## Request
Using the listing below, copy every line that mentions "image".

Stored data entries
* * *
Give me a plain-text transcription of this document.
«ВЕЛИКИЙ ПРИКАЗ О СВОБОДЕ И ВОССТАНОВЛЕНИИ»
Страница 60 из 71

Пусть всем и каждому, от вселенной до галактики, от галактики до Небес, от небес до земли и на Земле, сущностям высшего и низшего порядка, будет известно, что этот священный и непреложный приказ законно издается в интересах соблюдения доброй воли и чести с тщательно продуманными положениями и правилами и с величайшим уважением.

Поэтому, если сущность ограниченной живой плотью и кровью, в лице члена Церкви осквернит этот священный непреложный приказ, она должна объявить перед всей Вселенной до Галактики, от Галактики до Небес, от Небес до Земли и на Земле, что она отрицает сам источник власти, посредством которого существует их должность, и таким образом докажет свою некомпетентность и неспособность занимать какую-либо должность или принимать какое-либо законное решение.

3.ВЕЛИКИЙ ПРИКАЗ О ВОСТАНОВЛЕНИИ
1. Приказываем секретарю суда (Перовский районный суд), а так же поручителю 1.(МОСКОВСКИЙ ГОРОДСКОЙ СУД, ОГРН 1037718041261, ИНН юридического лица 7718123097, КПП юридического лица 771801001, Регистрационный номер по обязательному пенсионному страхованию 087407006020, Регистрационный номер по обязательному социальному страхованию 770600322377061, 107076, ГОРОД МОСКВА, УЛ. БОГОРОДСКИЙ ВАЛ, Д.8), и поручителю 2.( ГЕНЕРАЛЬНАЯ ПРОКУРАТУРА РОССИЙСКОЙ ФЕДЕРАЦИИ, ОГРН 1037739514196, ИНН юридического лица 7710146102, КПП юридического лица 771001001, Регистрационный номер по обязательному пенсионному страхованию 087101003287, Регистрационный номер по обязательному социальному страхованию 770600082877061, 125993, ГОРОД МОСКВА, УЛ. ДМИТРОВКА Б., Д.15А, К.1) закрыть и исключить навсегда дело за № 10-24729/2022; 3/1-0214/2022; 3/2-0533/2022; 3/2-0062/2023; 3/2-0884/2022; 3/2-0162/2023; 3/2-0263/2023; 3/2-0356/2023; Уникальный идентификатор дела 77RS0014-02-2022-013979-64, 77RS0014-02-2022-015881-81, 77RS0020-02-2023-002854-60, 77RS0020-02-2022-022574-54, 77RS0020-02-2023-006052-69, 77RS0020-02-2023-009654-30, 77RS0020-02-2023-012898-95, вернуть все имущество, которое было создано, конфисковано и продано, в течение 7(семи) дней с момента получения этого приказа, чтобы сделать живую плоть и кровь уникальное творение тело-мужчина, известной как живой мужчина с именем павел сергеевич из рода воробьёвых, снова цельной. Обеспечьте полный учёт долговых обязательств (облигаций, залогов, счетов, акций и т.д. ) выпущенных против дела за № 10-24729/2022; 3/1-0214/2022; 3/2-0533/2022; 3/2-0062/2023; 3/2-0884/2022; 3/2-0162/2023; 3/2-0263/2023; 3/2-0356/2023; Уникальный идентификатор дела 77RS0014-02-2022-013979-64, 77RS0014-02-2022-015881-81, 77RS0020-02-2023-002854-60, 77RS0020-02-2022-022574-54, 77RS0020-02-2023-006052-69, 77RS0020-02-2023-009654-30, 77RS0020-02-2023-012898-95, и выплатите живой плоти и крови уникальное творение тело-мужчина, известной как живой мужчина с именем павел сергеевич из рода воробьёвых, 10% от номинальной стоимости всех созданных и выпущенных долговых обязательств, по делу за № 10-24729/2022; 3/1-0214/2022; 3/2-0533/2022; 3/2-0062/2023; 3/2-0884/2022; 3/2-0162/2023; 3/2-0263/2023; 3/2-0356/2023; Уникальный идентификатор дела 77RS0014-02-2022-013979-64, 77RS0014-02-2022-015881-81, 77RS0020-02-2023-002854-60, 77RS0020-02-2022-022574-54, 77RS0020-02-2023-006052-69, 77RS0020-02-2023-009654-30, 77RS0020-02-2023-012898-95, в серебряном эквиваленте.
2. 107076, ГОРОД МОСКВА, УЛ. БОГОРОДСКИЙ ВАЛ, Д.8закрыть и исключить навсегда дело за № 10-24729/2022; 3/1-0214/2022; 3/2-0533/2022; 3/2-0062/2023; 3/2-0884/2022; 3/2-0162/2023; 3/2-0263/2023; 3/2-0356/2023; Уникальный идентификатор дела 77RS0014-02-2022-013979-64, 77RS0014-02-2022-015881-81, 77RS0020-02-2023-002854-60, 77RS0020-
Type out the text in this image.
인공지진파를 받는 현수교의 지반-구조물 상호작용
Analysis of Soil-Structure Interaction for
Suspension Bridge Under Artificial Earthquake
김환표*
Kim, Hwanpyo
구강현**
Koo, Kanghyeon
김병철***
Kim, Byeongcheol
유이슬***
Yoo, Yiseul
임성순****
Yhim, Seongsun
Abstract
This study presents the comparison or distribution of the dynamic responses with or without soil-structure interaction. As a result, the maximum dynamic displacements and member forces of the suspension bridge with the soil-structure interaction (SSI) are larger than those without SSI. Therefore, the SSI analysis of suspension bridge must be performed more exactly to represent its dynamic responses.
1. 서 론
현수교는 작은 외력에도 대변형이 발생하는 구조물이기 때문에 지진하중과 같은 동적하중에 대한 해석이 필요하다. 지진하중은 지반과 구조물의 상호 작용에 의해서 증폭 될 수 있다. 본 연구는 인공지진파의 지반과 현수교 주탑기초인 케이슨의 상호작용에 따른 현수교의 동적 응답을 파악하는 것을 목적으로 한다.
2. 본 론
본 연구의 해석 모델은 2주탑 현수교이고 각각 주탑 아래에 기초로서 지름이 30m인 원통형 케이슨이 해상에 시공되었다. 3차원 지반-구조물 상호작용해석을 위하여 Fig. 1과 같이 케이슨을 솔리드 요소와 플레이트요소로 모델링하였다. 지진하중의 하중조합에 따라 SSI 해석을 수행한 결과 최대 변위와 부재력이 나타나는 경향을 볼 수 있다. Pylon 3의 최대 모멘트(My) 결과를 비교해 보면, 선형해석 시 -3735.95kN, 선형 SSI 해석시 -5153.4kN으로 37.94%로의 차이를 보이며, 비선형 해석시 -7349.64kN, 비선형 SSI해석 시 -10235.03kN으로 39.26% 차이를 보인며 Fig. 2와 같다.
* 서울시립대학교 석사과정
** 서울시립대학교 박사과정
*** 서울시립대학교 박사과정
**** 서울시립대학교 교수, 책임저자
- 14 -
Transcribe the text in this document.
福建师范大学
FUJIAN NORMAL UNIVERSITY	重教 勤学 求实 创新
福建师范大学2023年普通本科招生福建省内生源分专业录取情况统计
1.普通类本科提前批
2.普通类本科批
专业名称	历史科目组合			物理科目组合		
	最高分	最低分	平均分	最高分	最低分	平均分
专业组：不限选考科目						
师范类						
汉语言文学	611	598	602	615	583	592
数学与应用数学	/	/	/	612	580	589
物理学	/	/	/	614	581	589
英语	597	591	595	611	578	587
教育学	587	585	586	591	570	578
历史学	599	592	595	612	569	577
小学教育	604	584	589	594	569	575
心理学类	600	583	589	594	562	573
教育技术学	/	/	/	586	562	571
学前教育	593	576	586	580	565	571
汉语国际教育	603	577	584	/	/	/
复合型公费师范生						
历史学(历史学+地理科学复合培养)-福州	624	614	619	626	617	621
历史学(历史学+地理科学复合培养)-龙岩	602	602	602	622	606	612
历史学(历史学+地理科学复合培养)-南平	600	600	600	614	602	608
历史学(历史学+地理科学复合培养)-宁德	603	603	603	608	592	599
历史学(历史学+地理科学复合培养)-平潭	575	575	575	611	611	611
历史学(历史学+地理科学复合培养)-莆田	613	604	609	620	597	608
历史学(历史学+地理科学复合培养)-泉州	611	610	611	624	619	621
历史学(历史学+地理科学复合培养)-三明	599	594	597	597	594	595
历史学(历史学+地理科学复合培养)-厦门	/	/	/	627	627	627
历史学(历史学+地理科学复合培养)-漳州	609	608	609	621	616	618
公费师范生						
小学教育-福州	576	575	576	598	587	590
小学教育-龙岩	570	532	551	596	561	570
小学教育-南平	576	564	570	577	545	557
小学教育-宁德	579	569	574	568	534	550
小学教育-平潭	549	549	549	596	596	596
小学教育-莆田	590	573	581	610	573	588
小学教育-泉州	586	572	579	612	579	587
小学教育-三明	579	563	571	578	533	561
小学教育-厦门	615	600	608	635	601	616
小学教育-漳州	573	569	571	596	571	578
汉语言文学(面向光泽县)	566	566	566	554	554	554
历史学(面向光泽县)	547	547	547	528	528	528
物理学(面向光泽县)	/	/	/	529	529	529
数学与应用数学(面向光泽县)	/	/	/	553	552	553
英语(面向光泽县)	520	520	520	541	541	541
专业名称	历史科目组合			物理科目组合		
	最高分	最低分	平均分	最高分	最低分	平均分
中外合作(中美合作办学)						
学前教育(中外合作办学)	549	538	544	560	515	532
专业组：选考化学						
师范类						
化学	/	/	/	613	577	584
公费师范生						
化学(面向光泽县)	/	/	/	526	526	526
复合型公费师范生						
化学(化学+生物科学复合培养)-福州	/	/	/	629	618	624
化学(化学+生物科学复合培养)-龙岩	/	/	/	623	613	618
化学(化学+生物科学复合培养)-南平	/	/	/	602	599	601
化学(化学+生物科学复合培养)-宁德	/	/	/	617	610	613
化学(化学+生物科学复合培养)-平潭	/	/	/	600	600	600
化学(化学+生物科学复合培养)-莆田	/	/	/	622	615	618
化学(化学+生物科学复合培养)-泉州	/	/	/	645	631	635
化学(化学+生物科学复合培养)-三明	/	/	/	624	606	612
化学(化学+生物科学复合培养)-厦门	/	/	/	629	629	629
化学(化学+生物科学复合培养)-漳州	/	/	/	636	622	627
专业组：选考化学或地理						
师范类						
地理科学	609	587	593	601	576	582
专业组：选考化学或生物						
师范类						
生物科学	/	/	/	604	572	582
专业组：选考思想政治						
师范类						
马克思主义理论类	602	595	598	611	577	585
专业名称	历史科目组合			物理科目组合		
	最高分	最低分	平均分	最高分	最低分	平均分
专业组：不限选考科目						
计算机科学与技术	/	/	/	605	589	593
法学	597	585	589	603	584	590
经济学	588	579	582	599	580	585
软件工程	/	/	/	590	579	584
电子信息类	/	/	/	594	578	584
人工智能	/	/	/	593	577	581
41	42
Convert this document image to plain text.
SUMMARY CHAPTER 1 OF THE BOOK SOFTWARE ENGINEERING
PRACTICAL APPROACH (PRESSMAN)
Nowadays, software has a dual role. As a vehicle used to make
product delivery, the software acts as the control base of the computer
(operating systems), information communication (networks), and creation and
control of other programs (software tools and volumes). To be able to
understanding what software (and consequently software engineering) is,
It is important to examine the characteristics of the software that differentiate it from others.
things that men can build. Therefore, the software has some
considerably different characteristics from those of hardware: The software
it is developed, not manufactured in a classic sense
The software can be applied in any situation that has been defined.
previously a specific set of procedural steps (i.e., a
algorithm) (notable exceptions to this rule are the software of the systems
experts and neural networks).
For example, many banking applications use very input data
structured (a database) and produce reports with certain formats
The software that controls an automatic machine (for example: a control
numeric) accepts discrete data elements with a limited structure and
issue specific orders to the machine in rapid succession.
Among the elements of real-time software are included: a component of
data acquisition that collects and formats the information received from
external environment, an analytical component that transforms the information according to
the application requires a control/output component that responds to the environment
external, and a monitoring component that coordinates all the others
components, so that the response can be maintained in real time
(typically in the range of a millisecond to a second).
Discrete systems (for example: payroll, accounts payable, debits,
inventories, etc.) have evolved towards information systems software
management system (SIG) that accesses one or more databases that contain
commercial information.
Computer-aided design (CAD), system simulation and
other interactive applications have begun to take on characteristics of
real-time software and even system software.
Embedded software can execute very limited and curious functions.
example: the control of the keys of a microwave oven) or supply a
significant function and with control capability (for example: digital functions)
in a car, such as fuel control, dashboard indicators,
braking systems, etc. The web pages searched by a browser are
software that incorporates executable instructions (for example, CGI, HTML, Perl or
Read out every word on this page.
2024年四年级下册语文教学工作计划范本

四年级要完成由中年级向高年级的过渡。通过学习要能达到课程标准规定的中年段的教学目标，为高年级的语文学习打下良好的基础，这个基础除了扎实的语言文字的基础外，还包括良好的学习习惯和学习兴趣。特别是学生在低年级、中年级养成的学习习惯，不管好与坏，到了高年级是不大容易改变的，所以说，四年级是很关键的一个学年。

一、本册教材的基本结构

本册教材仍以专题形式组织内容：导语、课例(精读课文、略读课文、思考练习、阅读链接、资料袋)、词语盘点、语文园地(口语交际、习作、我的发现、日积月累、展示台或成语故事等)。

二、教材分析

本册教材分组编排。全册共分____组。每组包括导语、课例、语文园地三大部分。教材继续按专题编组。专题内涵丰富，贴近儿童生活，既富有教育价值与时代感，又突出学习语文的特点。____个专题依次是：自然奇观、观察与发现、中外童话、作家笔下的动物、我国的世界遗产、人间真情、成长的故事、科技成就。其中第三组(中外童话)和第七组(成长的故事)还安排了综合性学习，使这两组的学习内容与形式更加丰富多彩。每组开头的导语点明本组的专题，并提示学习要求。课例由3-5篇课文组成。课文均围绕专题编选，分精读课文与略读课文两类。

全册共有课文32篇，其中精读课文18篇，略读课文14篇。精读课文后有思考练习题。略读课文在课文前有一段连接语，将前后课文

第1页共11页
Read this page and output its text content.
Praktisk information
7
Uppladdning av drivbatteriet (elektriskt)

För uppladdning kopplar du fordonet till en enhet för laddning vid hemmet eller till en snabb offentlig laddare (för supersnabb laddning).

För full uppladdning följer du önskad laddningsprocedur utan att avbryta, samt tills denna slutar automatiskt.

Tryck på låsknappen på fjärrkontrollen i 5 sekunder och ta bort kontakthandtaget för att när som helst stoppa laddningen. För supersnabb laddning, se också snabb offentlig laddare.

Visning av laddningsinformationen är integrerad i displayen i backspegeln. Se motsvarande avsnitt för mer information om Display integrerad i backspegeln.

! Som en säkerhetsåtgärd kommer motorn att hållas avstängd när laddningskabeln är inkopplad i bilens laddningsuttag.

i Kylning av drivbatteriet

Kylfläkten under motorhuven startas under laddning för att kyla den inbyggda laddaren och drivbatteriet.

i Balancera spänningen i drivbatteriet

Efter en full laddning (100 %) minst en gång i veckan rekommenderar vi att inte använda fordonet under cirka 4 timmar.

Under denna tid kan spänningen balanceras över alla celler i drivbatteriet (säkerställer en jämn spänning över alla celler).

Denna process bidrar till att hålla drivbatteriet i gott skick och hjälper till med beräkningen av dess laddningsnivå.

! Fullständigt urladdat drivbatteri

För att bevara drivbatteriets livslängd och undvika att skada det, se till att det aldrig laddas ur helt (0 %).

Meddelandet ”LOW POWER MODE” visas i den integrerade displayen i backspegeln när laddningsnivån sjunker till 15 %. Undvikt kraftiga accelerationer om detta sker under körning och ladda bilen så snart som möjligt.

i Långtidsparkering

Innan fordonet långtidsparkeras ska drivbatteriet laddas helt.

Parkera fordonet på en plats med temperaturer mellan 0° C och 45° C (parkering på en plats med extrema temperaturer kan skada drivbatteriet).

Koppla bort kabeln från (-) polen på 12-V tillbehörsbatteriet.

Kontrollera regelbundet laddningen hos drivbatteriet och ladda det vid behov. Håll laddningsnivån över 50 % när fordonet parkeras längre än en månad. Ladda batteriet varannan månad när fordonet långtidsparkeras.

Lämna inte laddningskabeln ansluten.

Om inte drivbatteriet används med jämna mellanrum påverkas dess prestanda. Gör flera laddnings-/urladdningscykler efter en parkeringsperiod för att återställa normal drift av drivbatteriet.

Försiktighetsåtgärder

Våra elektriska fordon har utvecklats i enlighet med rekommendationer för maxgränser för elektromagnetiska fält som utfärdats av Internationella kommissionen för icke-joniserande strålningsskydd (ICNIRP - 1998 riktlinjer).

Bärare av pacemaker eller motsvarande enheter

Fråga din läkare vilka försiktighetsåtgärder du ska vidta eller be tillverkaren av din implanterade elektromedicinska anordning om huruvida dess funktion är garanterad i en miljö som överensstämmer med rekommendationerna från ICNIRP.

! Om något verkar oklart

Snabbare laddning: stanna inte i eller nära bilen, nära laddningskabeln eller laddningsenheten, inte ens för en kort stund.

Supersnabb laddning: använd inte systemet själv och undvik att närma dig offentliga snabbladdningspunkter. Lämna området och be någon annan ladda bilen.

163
* * *
## Answer to the task
Type out the text in this image.
Convert this document image to plain text.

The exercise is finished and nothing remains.